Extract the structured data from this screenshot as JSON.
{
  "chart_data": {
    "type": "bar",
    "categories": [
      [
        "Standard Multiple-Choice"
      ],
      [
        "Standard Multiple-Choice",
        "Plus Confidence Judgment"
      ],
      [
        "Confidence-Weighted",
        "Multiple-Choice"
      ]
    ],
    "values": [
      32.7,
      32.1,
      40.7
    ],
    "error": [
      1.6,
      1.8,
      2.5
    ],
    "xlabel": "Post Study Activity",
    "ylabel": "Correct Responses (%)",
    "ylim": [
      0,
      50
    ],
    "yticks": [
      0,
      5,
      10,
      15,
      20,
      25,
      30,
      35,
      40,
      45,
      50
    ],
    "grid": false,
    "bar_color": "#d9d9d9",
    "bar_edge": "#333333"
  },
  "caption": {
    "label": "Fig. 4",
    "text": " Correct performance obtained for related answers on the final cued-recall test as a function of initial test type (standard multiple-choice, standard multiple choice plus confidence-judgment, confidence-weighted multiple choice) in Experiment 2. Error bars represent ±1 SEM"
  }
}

Exercise directions: Find every line with "type" in the listing and state how many there are, nothing else.

Correct result: 2